*Article*:
▬▬▬▬▬▬▬▬▬▬

Re: [PATCH v4 00/14] Implement call_rcu_lazy() and miscellaneous fixes

From: Frederic Weisbecker
Date: Tue Aug 30 2022 - 12:03:28 EST


On Tue, Aug 30, 2022 at 04:43:43AM -0700, Paul E. McKenney wrote:
> On Tue, Aug 30, 2022 at 12:53:24PM +0200, Frederic Weisbecker wrote:
> > On Mon, Aug 29, 2022 at 01:42:02PM -0700, Paul E. McKenney wrote:
> > > On Mon, Aug 29, 2022 at 04:36:40PM -0400, Joel Fernandes wrote:
> > > > On Mon, Aug 29, 2022 at 3:46 PM Frederic Weisbecker <frederic@xxxxxxxxxx> wrote:
> > > > > On Mon, Aug 29, 2022 at 12:45:40PM -0400, Joel Fernandes wrote:
> > > > > > On 8/29/2022 9:40 AM, Frederic Weisbecker wrote:
> > >
> > > [ . . . ]
> > >
> > > > > > > 2) NOCB implies performance issues.
> > > > > >
> > > > > > Which kinds of? There is slightly worse boot times, but I'm guessing that's do
> > > > > > with the extra scheduling overhead of the extra threads which is usually not a
> > > > > > problem except that RCU is used in the critical path of boot up (on ChromeOS).
> > > > >
> > > > > I never measured it myself but executing callbacks on another CPUs, with
> > > > > context switches and locking can only involve significant performance issues if callbacks
> > > > > are frequent. So it's a tradeoff between power and performance.

▬▬▬▬▬▬▬▬▬▬

*Goal A*:
According to the RCU patch email, on which system is RCU used in the critical path of boot up?
*Goal B*:
From the RCU patch email, extract the passage between "On Tue, Aug 30, 2022 at 04:43:43AM" and "implies performance issues.", inclusive.
*Goal C*:
Continue the RCU patch email from the point where it stops.

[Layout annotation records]
▬▬▬▬▬▬▬▬▬▬

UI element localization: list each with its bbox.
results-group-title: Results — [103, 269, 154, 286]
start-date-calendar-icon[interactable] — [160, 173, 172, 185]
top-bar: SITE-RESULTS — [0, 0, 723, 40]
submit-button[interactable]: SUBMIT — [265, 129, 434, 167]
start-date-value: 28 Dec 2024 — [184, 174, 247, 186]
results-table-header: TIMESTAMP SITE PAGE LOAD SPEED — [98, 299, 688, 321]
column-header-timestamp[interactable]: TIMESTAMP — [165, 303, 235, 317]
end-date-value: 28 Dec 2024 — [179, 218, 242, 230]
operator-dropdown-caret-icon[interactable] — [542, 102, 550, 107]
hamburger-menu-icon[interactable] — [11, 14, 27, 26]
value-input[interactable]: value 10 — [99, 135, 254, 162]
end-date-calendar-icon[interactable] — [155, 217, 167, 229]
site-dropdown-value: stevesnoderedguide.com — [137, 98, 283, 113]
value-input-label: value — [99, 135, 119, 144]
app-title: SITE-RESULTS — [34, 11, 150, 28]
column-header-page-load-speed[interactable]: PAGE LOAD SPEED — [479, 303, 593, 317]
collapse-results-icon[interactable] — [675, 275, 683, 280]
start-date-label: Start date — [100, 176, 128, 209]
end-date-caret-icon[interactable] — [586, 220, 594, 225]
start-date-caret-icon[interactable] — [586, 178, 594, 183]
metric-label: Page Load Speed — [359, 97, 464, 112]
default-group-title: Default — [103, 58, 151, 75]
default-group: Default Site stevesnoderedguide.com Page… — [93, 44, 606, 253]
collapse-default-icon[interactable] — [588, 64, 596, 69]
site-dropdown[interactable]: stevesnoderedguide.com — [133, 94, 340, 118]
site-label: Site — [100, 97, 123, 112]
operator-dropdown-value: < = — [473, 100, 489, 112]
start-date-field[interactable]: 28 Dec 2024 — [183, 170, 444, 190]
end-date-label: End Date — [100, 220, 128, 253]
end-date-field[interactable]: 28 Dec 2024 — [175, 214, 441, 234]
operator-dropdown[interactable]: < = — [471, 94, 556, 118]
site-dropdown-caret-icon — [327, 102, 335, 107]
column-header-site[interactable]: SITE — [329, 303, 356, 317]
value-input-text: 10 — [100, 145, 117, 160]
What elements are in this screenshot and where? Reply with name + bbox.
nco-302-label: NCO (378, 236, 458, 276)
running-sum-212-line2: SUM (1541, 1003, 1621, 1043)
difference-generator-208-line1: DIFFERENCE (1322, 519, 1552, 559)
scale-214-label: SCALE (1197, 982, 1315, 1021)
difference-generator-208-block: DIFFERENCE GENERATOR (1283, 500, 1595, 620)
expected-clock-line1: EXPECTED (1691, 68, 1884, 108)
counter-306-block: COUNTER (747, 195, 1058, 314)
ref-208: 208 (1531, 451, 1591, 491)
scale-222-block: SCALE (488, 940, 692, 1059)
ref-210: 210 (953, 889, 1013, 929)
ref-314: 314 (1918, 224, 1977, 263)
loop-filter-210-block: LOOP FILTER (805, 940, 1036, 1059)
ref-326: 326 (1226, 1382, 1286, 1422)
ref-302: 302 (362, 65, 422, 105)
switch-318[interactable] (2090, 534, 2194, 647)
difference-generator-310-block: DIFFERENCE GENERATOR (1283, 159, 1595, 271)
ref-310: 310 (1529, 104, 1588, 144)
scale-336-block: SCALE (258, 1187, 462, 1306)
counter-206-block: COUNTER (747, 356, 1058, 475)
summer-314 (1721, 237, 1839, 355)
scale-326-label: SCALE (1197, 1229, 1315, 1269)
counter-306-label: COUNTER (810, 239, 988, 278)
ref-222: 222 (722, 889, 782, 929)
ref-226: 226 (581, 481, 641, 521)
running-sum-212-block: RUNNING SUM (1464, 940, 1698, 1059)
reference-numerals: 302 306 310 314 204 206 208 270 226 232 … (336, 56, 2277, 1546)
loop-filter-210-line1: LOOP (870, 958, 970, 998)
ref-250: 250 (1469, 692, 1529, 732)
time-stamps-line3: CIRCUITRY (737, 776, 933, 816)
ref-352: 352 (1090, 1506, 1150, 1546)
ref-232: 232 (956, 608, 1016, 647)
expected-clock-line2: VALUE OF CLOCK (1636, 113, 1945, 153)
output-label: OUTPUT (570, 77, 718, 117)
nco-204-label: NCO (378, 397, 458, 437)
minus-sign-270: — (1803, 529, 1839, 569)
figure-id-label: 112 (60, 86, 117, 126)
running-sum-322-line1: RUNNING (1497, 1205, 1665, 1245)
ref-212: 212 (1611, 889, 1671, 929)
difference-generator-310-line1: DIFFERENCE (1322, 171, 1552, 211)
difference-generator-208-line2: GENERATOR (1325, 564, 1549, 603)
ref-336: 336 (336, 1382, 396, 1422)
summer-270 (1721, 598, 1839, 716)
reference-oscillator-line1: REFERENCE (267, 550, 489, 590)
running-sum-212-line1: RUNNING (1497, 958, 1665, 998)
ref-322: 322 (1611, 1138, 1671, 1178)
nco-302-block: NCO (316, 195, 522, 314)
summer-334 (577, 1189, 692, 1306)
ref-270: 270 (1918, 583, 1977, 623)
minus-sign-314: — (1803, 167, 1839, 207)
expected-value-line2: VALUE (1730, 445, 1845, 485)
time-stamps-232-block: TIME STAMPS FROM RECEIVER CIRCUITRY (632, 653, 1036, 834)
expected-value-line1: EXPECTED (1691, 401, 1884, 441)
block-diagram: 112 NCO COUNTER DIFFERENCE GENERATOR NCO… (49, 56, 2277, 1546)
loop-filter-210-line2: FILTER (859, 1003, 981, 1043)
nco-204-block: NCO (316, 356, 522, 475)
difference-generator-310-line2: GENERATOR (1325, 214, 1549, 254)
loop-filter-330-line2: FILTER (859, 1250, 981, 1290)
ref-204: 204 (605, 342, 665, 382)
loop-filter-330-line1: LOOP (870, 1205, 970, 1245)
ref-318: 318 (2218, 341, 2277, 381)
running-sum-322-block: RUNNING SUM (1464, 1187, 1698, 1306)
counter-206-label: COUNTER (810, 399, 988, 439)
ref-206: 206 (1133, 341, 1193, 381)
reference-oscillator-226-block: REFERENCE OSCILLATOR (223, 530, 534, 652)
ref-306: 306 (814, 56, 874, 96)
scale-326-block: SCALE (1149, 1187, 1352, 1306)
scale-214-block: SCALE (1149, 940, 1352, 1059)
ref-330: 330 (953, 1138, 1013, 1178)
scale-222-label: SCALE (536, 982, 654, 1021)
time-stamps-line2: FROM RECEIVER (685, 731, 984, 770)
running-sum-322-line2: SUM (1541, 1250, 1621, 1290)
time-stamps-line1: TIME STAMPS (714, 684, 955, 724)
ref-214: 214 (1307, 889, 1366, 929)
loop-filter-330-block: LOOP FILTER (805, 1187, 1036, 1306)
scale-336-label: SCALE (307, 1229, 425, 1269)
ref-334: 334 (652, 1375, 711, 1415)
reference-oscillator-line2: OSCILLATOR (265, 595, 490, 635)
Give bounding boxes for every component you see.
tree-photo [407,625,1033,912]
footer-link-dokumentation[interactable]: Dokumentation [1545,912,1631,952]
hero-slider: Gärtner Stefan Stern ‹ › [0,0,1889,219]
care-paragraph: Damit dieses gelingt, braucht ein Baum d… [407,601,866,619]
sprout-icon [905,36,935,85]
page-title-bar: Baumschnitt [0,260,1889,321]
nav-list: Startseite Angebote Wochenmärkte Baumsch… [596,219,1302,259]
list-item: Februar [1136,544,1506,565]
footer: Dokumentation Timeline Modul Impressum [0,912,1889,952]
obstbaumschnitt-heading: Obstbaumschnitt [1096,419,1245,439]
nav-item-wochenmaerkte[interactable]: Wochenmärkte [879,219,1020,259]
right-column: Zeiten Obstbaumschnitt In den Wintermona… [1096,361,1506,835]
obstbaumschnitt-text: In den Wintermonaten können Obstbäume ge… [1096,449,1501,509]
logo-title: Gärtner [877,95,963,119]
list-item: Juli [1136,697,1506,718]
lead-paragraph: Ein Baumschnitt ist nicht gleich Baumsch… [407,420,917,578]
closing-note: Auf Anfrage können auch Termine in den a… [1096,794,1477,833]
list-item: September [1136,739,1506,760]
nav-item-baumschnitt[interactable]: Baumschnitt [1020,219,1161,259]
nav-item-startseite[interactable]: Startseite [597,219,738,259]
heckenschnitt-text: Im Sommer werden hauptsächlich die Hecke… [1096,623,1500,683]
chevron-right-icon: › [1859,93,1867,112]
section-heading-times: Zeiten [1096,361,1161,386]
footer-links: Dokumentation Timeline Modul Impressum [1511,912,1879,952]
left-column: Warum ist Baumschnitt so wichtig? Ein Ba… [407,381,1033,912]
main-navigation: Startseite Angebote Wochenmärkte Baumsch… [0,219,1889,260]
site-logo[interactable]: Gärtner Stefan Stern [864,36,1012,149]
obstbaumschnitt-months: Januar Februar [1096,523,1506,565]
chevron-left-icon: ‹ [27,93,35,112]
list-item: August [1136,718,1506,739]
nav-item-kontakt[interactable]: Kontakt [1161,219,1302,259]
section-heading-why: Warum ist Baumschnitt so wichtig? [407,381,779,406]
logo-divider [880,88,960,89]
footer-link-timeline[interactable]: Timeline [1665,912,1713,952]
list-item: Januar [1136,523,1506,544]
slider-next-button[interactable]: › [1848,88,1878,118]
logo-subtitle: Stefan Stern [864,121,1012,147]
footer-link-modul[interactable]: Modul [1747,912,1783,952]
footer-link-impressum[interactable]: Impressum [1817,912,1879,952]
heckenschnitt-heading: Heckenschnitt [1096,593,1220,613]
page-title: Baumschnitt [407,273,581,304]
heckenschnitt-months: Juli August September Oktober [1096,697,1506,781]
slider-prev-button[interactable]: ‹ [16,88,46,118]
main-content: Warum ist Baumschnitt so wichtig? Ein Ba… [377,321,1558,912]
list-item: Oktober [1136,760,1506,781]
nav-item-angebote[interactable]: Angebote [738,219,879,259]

▬▬▬▬▬▬▬▬▬▬

*Answer A*:
ChromeOS

*Answer B*:
On Tue, Aug 30, 2022 at 04:43:43AM -0700, Paul E. McKenney wrote:
> On Tue, Aug 30, 2022 at 12:53:24PM +0200, Frederic Weisbecker wrote:
> > On Mon, Aug 29, 2022 at 01:42:02PM -0700, Paul E. McKenney wrote:
> > > On Mon, Aug 29, 2022 at 04:36:40PM -0400, Joel Fernandes wrote:
> > > > On Mon, Aug 29, 2022 at 3:46 PM Frederic Weisbecker <frederic@xxxxxxxxxx> wrote:
> > > > > On Mon, Aug 29, 2022 at 12:45:40PM -0400, Joel Fernandes wrote:
> > > > > > On 8/29/2022 9:40 AM, Frederic Weisbecker wrote:
> > >
> > > [ . . . ]
> > >
> > > > > > > 2) NOCB implies performance issues.

*Answer C*:
> > > >
> > > > In my testing of benchmarks on real systems with 8-16 CPUs, the
> > > > performance hit is down in the noise. It is possible though that maybe
> > > > one can write a non-realistic synthetic test to force the performance
> > > > issues, but I've not seen it in the real world. Maybe on
> > > > networking-heavy servers with lots of cores, you'll see it but their
> > > > batteries if any would be pretty big :-).
> > >
> > > To Frederic's point, if you have enough servers, even a 1% decrease in
> > > power consumption is a very big deal. ;-)
> >
> > The world has enough servers, for that matters ;-)
>
> True enough! Now you need only demonstrate that call_rcu_lazy() for
> !rcu_nocbs servers would actually deliver that 1%. ;-)

Well, !rcu_nocbs is not only used by server but also by pretty much
everything else, except android IIUC. I can't really measure the whole
world but I don't see how the idleness of a server/router/desktop/embedded/rt/hpc
device differs from the idleness of an android device.

But ok I'll try to measure that.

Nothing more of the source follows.